> [Exercise requirements]
A faithful transcription of all the data is required.

Figure content listings:
## Begin

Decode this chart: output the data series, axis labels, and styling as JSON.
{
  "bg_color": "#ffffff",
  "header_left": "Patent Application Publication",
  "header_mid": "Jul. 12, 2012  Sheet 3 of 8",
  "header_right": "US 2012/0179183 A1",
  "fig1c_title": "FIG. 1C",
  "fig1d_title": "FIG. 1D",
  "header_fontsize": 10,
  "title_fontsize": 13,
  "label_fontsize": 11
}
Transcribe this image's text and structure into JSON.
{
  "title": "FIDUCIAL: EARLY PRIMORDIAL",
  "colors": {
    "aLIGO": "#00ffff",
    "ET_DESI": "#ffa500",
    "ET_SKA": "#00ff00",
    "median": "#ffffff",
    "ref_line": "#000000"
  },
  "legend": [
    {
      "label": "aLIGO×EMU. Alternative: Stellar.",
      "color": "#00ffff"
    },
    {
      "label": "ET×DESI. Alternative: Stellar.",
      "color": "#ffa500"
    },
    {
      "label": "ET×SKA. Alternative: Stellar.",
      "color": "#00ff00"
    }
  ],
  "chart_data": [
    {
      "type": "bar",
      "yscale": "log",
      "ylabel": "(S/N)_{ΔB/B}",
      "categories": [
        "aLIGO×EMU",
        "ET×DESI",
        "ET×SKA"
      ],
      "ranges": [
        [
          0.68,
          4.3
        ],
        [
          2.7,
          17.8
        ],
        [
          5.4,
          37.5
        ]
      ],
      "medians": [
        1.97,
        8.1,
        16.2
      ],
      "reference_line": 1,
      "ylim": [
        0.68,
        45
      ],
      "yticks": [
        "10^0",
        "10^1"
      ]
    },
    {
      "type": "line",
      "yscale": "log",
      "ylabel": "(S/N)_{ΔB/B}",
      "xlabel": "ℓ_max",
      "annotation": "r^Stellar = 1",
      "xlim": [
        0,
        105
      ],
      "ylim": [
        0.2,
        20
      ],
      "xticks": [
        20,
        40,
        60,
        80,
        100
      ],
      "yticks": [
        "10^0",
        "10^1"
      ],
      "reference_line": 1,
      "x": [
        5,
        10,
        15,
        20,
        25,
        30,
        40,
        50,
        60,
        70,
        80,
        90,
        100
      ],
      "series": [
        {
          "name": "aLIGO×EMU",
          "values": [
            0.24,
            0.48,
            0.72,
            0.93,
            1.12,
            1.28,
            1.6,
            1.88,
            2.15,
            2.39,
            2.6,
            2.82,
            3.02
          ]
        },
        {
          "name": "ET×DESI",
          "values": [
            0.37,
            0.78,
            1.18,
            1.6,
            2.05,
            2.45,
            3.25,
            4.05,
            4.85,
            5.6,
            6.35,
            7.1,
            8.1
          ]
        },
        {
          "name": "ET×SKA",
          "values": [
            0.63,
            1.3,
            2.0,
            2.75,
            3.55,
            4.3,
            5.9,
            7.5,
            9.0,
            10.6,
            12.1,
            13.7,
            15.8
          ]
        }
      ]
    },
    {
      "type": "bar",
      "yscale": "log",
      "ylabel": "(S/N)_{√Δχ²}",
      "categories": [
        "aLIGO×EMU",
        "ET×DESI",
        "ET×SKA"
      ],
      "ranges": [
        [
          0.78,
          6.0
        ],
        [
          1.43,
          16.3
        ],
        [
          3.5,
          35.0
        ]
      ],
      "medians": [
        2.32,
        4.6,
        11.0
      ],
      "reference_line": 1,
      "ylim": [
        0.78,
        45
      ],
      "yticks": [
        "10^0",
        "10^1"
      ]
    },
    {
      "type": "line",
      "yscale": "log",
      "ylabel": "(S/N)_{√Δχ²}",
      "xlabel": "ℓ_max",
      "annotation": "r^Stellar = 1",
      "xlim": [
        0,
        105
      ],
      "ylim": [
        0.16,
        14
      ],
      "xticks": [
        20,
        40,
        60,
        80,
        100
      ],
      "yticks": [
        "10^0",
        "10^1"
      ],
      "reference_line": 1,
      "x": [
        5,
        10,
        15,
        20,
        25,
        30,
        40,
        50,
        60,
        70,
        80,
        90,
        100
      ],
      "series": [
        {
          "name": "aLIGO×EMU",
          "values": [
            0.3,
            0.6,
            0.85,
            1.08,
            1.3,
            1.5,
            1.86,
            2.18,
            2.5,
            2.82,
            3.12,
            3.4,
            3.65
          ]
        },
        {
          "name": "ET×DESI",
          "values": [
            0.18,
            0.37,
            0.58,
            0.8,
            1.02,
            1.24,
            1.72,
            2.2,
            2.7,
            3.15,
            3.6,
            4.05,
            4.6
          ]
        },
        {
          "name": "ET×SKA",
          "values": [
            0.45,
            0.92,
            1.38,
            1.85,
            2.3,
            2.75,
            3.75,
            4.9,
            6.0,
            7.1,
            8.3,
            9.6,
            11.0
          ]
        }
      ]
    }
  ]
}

## End

> [Answer below]
Decode this chart: output the data series, axis labels, and styling as JSON.
{
  "bg_color": "#ffffff",
  "header_left": "Patent Application Publication",
  "header_mid": "Jul. 12, 2012  Sheet 3 of 8",
  "header_right": "US 2012/0179183 A1",
  "fig1c_title": "FIG. 1C",
  "fig1d_title": "FIG. 1D",
  "header_fontsize": 10,
  "title_fontsize": 13,
  "label_fontsize": 11
}
Transcribe this image's text and structure into JSON.
{
  "title": "FIDUCIAL: EARLY PRIMORDIAL",
  "colors": {
    "aLIGO": "#00ffff",
    "ET_DESI": "#ffa500",
    "ET_SKA": "#00ff00",
    "median": "#ffffff",
    "ref_line": "#000000"
  },
  "legend": [
    {
      "label": "aLIGO×EMU. Alternative: Stellar.",
      "color": "#00ffff"
    },
    {
      "label": "ET×DESI. Alternative: Stellar.",
      "color": "#ffa500"
    },
    {
      "label": "ET×SKA. Alternative: Stellar.",
      "color": "#00ff00"
    }
  ],
  "chart_data": [
    {
      "type": "bar",
      "yscale": "log",
      "ylabel": "(S/N)_{ΔB/B}",
      "categories": [
        "aLIGO×EMU",
        "ET×DESI",
        "ET×SKA"
      ],
      "ranges": [
        [
          0.68,
          4.3
        ],
        [
          2.7,
          17.8
        ],
        [
          5.4,
          37.5
        ]
      ],
      "medians": [
        1.97,
        8.1,
        16.2
      ],
      "reference_line": 1,
      "ylim": [
        0.68,
        45
      ],
      "yticks": [
        "10^0",
        "10^1"
      ]
    },
    {
      "type": "line",
      "yscale": "log",
      "ylabel": "(S/N)_{ΔB/B}",
      "xlabel": "ℓ_max",
      "annotation": "r^Stellar = 1",
      "xlim": [
        0,
        105
      ],
      "ylim": [
        0.2,
        20
      ],
      "xticks": [
        20,
        40,
        60,
        80,
        100
      ],
      "yticks": [
        "10^0",
        "10^1"
      ],
      "reference_line": 1,
      "x": [
        5,
        10,
        15,
        20,
        25,
        30,
        40,
        50,
        60,
        70,
        80,
        90,
        100
      ],
      "series": [
        {
          "name": "aLIGO×EMU",
          "values": [
            0.24,
            0.48,
            0.72,
            0.93,
            1.12,
            1.28,
            1.6,
            1.88,
            2.15,
            2.39,
            2.6,
            2.82,
            3.02
          ]
        },
        {
          "name": "ET×DESI",
          "values": [
            0.37,
            0.78,
            1.18,
            1.6,
            2.05,
            2.45,
            3.25,
            4.05,
            4.85,
            5.6,
            6.35,
            7.1,
            8.1
          ]
        },
        {
          "name": "ET×SKA",
          "values": [
            0.63,
            1.3,
            2.0,
            2.75,
            3.55,
            4.3,
            5.9,
            7.5,
            9.0,
            10.6,
            12.1,
            13.7,
            15.8
          ]
        }
      ]
    },
    {
      "type": "bar",
      "yscale": "log",
      "ylabel": "(S/N)_{√Δχ²}",
      "categories": [
        "aLIGO×EMU",
        "ET×DESI",
        "ET×SKA"
      ],
      "ranges": [
        [
          0.78,
          6.0
        ],
        [
          1.43,
          16.3
        ],
        [
          3.5,
          35.0
        ]
      ],
      "medians": [
        2.32,
        4.6,
        11.0
      ],
      "reference_line": 1,
      "ylim": [
        0.78,
        45
      ],
      "yticks": [
        "10^0",
        "10^1"
      ]
    },
    {
      "type": "line",
      "yscale": "log",
      "ylabel": "(S/N)_{√Δχ²}",
      "xlabel": "ℓ_max",
      "annotation": "r^Stellar = 1",
      "xlim": [
        0,
        105
      ],
      "ylim": [
        0.16,
        14
      ],
      "xticks": [
        20,
        40,
        60,
        80,
        100
      ],
      "yticks": [
        "10^0",
        "10^1"
      ],
      "reference_line": 1,
      "x": [
        5,
        10,
        15,
        20,
        25,
        30,
        40,
        50,
        60,
        70,
        80,
        90,
        100
      ],
      "series": [
        {
          "name": "aLIGO×EMU",
          "values": [
            0.3,
            0.6,
            0.85,
            1.08,
            1.3,
            1.5,
            1.86,
            2.18,
            2.5,
            2.82,
            3.12,
            3.4,
            3.65
          ]
        },
        {
          "name": "ET×DESI",
          "values": [
            0.18,
            0.37,
            0.58,
            0.8,
            1.02,
            1.24,
            1.72,
            2.2,
            2.7,
            3.15,
            3.6,
            4.05,
            4.6
          ]
        },
        {
          "name": "ET×SKA",
          "values": [
            0.45,
            0.92,
            1.38,
            1.85,
            2.3,
            2.75,
            3.75,
            4.9,
            6.0,
            7.1,
            8.3,
            9.6,
            11.0
          ]
        }
      ]
    }
  ]
}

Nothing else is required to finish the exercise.